__GIVEN TASK__.
Output the data word for word, dropping every image.
··· LISTED ENTRIES ···
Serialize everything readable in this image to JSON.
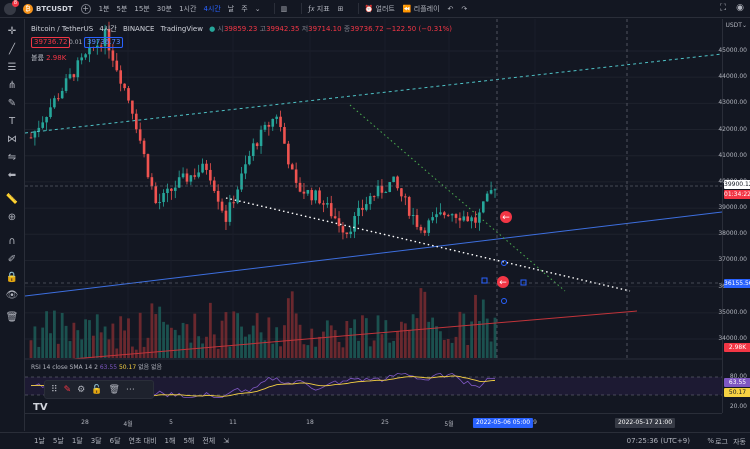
{
  "topbar": {
    "badge": "8",
    "symbol": "BTCUSDT",
    "timeframes": [
      "1분",
      "5분",
      "15분",
      "30분",
      "1시간",
      "4시간",
      "날",
      "주"
    ],
    "active_timeframe": "4시간",
    "tools": [
      "지표",
      "얼러트",
      "리플레이"
    ]
  },
  "legend": {
    "title": "Bitcoin / TetherUS",
    "interval": "4시간",
    "exchange": "BINANCE",
    "source": "TradingView",
    "o_label": "시",
    "o": "39859.23",
    "h_label": "고",
    "h": "39942.35",
    "l_label": "저",
    "l": "39714.10",
    "c_label": "종",
    "c": "39736.72",
    "change": "−122.50 (−0.31%)",
    "bid": "39736.72",
    "spread": "0.01",
    "ask": "39736.73"
  },
  "volume": {
    "label": "볼륨",
    "value": "2.98K"
  },
  "rsi": {
    "label": "RSI 14 close SMA 14 2",
    "value1": "63.55",
    "value2": "50.17",
    "suffix": "없음 없음"
  },
  "yaxis": {
    "currency": "USDT",
    "ticks": [
      "45000.00",
      "44000.00",
      "43000.00",
      "42000.00",
      "41000.00",
      "40000.00",
      "39000.00",
      "38000.00",
      "37000.00",
      "36000.00",
      "35000.00",
      "34000.00"
    ],
    "current_price": "39900.12",
    "countdown": "01:34:22",
    "cursor_price": "36155.56",
    "volume_tag": "2.98K",
    "rsi_ticks": [
      "80.00",
      "40.00",
      "20.00"
    ],
    "rsi_tag1": "63.55",
    "rsi_tag2": "50.17"
  },
  "xaxis": {
    "ticks": [
      "28",
      "4월",
      "5",
      "11",
      "18",
      "25",
      "5월",
      "9"
    ],
    "cursor_date": "2022-05-06  05:00",
    "cursor_date2": "2022-05-17  21:00"
  },
  "bottombar": {
    "ranges": [
      "1날",
      "5날",
      "1달",
      "3달",
      "6달",
      "연초 대비",
      "1해",
      "5해",
      "전체"
    ],
    "clock": "07:25:36 (UTC+9)",
    "pct": "%",
    "log": "로그",
    "auto": "자동"
  },
  "colors": {
    "up": "#26a69a",
    "down": "#ef5350",
    "accent": "#2962ff",
    "bg": "#131722"
  },
  "chart_data": {
    "type": "candlestick",
    "price_range": [
      33700,
      45500
    ],
    "close_path_approx": [
      [
        0,
        41700
      ],
      [
        0.05,
        43100
      ],
      [
        0.1,
        44400
      ],
      [
        0.16,
        45600
      ],
      [
        0.22,
        42700
      ],
      [
        0.27,
        39100
      ],
      [
        0.32,
        40000
      ],
      [
        0.38,
        40600
      ],
      [
        0.42,
        38600
      ],
      [
        0.48,
        41400
      ],
      [
        0.53,
        42600
      ],
      [
        0.57,
        39800
      ],
      [
        0.62,
        39400
      ],
      [
        0.68,
        38100
      ],
      [
        0.73,
        39400
      ],
      [
        0.78,
        40000
      ],
      [
        0.84,
        38200
      ],
      [
        0.9,
        38900
      ],
      [
        0.96,
        38500
      ],
      [
        1.0,
        39900
      ]
    ]
  }
}
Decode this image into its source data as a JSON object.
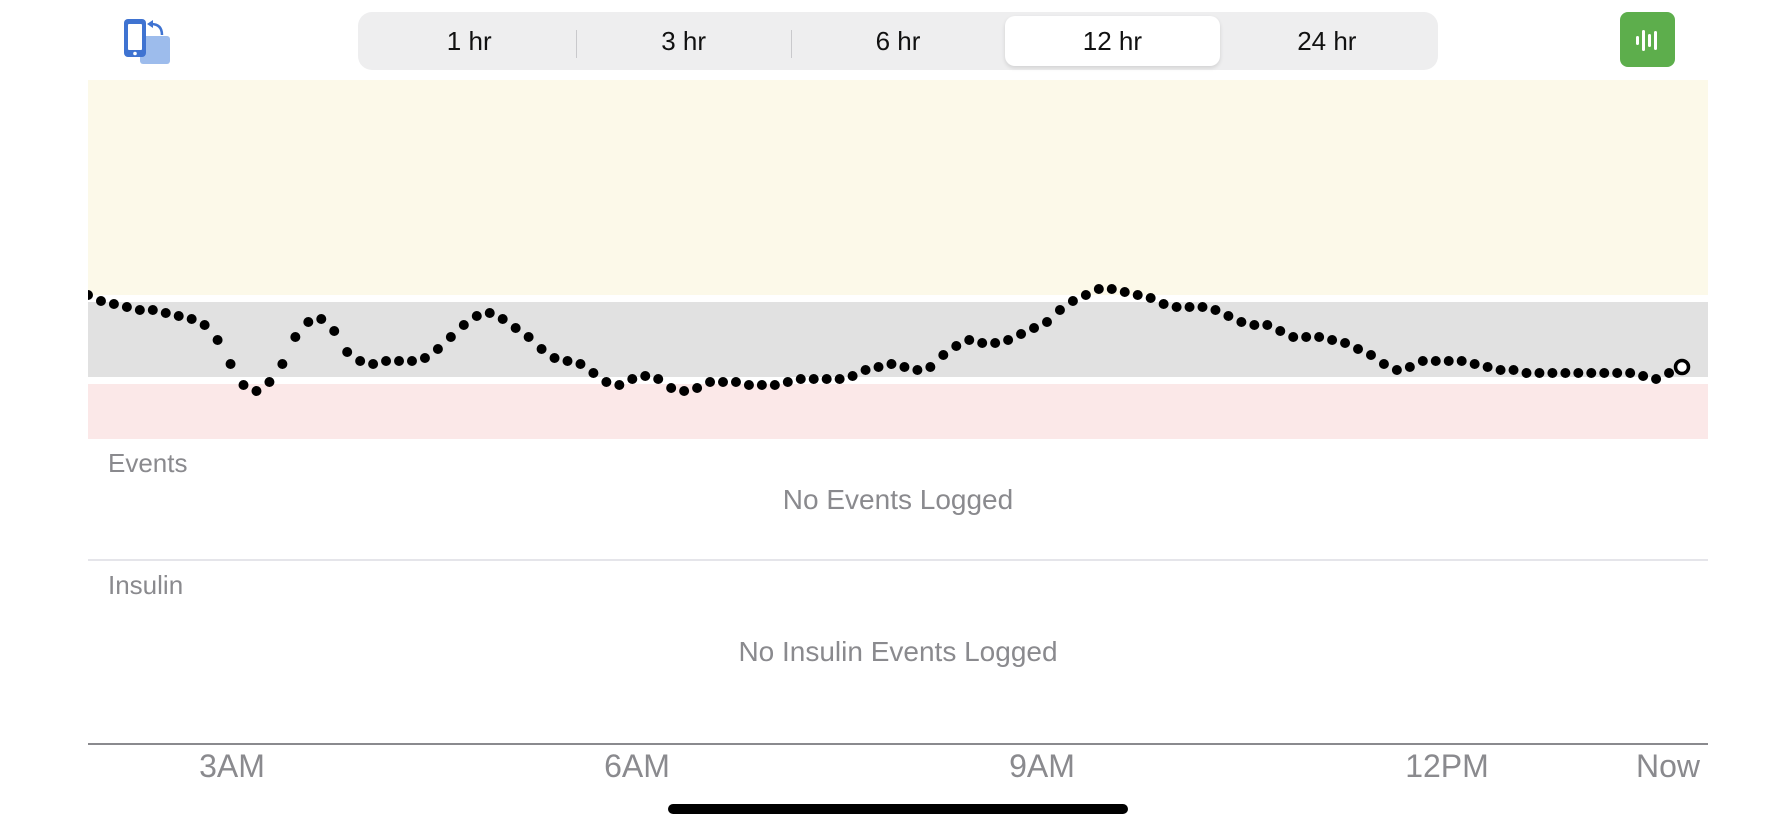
{
  "toolbar": {
    "rotate_icon": "rotate-screen-icon",
    "share_icon": "audio-waveform-icon",
    "accent_color": "#5dae4c",
    "time_range": {
      "options": [
        "1 hr",
        "3 hr",
        "6 hr",
        "12 hr",
        "24 hr"
      ],
      "selected": "12 hr"
    }
  },
  "chart_data": {
    "type": "scatter",
    "x_start": "2:00 AM",
    "x_end": "2:00 PM",
    "x_ticks": [
      "3AM",
      "6AM",
      "9AM",
      "12PM",
      "Now"
    ],
    "bands": [
      {
        "name": "high",
        "color": "#fcf9e9"
      },
      {
        "name": "in-range",
        "color": "#e1e1e1"
      },
      {
        "name": "low",
        "color": "#fbe8e8"
      }
    ],
    "marker_color": "#000000",
    "current_marker": "hollow-circle",
    "y": [
      110,
      108,
      107,
      106,
      105,
      105,
      104,
      103,
      102,
      100,
      95,
      87,
      80,
      78,
      81,
      87,
      96,
      101,
      102,
      98,
      91,
      88,
      87,
      88,
      88,
      88,
      89,
      92,
      96,
      100,
      103,
      104,
      102,
      99,
      96,
      92,
      89,
      88,
      87,
      84,
      81,
      80,
      82,
      83,
      82,
      79,
      78,
      79,
      81,
      81,
      81,
      80,
      80,
      80,
      81,
      82,
      82,
      82,
      82,
      83,
      85,
      86,
      87,
      86,
      85,
      86,
      90,
      93,
      95,
      94,
      94,
      95,
      97,
      99,
      101,
      105,
      108,
      110,
      112,
      112,
      111,
      110,
      109,
      107,
      106,
      106,
      106,
      105,
      103,
      101,
      100,
      100,
      98,
      96,
      96,
      96,
      95,
      94,
      92,
      90,
      87,
      85,
      86,
      88,
      88,
      88,
      88,
      87,
      86,
      85,
      85,
      84,
      84,
      84,
      84,
      84,
      84,
      84,
      84,
      84,
      83,
      82,
      84,
      86
    ]
  },
  "events": {
    "label": "Events",
    "empty": "No Events Logged"
  },
  "insulin": {
    "label": "Insulin",
    "empty": "No Insulin Events Logged"
  }
}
···
__WRITTEN RESPONSE__.
Serialize everything readable in this image to JSON.
{
  "topbar": {
    "badge": "8",
    "symbol": "BTCUSDT",
    "timeframes": [
      "1분",
      "5분",
      "15분",
      "30분",
      "1시간",
      "4시간",
      "날",
      "주"
    ],
    "active_timeframe": "4시간",
    "tools": [
      "지표",
      "얼러트",
      "리플레이"
    ]
  },
  "legend": {
    "title": "Bitcoin / TetherUS",
    "interval": "4시간",
    "exchange": "BINANCE",
    "source": "TradingView",
    "o_label": "시",
    "o": "39859.23",
    "h_label": "고",
    "h": "39942.35",
    "l_label": "저",
    "l": "39714.10",
    "c_label": "종",
    "c": "39736.72",
    "change": "−122.50 (−0.31%)",
    "bid": "39736.72",
    "spread": "0.01",
    "ask": "39736.73"
  },
  "volume": {
    "label": "볼륨",
    "value": "2.98K"
  },
  "rsi": {
    "label": "RSI 14 close SMA 14 2",
    "value1": "63.55",
    "value2": "50.17",
    "suffix": "없음 없음"
  },
  "yaxis": {
    "currency": "USDT",
    "ticks": [
      "45000.00",
      "44000.00",
      "43000.00",
      "42000.00",
      "41000.00",
      "40000.00",
      "39000.00",
      "38000.00",
      "37000.00",
      "36000.00",
      "35000.00",
      "34000.00"
    ],
    "current_price": "39900.12",
    "countdown": "01:34:22",
    "cursor_price": "36155.56",
    "volume_tag": "2.98K",
    "rsi_ticks": [
      "80.00",
      "40.00",
      "20.00"
    ],
    "rsi_tag1": "63.55",
    "rsi_tag2": "50.17"
  },
  "xaxis": {
    "ticks": [
      "28",
      "4월",
      "5",
      "11",
      "18",
      "25",
      "5월",
      "9"
    ],
    "cursor_date": "2022-05-06  05:00",
    "cursor_date2": "2022-05-17  21:00"
  },
  "bottombar": {
    "ranges": [
      "1날",
      "5날",
      "1달",
      "3달",
      "6달",
      "연초 대비",
      "1해",
      "5해",
      "전체"
    ],
    "clock": "07:25:36 (UTC+9)",
    "pct": "%",
    "log": "로그",
    "auto": "자동"
  },
  "colors": {
    "up": "#26a69a",
    "down": "#ef5350",
    "accent": "#2962ff",
    "bg": "#131722"
  },
  "chart_data": {
    "type": "candlestick",
    "price_range": [
      33700,
      45500
    ],
    "close_path_approx": [
      [
        0,
        41700
      ],
      [
        0.05,
        43100
      ],
      [
        0.1,
        44400
      ],
      [
        0.16,
        45600
      ],
      [
        0.22,
        42700
      ],
      [
        0.27,
        39100
      ],
      [
        0.32,
        40000
      ],
      [
        0.38,
        40600
      ],
      [
        0.42,
        38600
      ],
      [
        0.48,
        41400
      ],
      [
        0.53,
        42600
      ],
      [
        0.57,
        39800
      ],
      [
        0.62,
        39400
      ],
      [
        0.68,
        38100
      ],
      [
        0.73,
        39400
      ],
      [
        0.78,
        40000
      ],
      [
        0.84,
        38200
      ],
      [
        0.9,
        38900
      ],
      [
        0.96,
        38500
      ],
      [
        1.0,
        39900
      ]
    ]
  }
}
Decode this image into its source data as a JSON object.
{
  "toolbar": {
    "rotate_icon": "rotate-screen-icon",
    "share_icon": "audio-waveform-icon",
    "accent_color": "#5dae4c",
    "time_range": {
      "options": [
        "1 hr",
        "3 hr",
        "6 hr",
        "12 hr",
        "24 hr"
      ],
      "selected": "12 hr"
    }
  },
  "chart_data": {
    "type": "scatter",
    "x_start": "2:00 AM",
    "x_end": "2:00 PM",
    "x_ticks": [
      "3AM",
      "6AM",
      "9AM",
      "12PM",
      "Now"
    ],
    "bands": [
      {
        "name": "high",
        "color": "#fcf9e9"
      },
      {
        "name": "in-range",
        "color": "#e1e1e1"
      },
      {
        "name": "low",
        "color": "#fbe8e8"
      }
    ],
    "marker_color": "#000000",
    "current_marker": "hollow-circle",
    "y": [
      110,
      108,
      107,
      106,
      105,
      105,
      104,
      103,
      102,
      100,
      95,
      87,
      80,
      78,
      81,
      87,
      96,
      101,
      102,
      98,
      91,
      88,
      87,
      88,
      88,
      88,
      89,
      92,
      96,
      100,
      103,
      104,
      102,
      99,
      96,
      92,
      89,
      88,
      87,
      84,
      81,
      80,
      82,
      83,
      82,
      79,
      78,
      79,
      81,
      81,
      81,
      80,
      80,
      80,
      81,
      82,
      82,
      82,
      82,
      83,
      85,
      86,
      87,
      86,
      85,
      86,
      90,
      93,
      95,
      94,
      94,
      95,
      97,
      99,
      101,
      105,
      108,
      110,
      112,
      112,
      111,
      110,
      109,
      107,
      106,
      106,
      106,
      105,
      103,
      101,
      100,
      100,
      98,
      96,
      96,
      96,
      95,
      94,
      92,
      90,
      87,
      85,
      86,
      88,
      88,
      88,
      88,
      87,
      86,
      85,
      85,
      84,
      84,
      84,
      84,
      84,
      84,
      84,
      84,
      84,
      83,
      82,
      84,
      86
    ]
  },
  "events": {
    "label": "Events",
    "empty": "No Events Logged"
  },
  "insulin": {
    "label": "Insulin",
    "empty": "No Insulin Events Logged"
  }
}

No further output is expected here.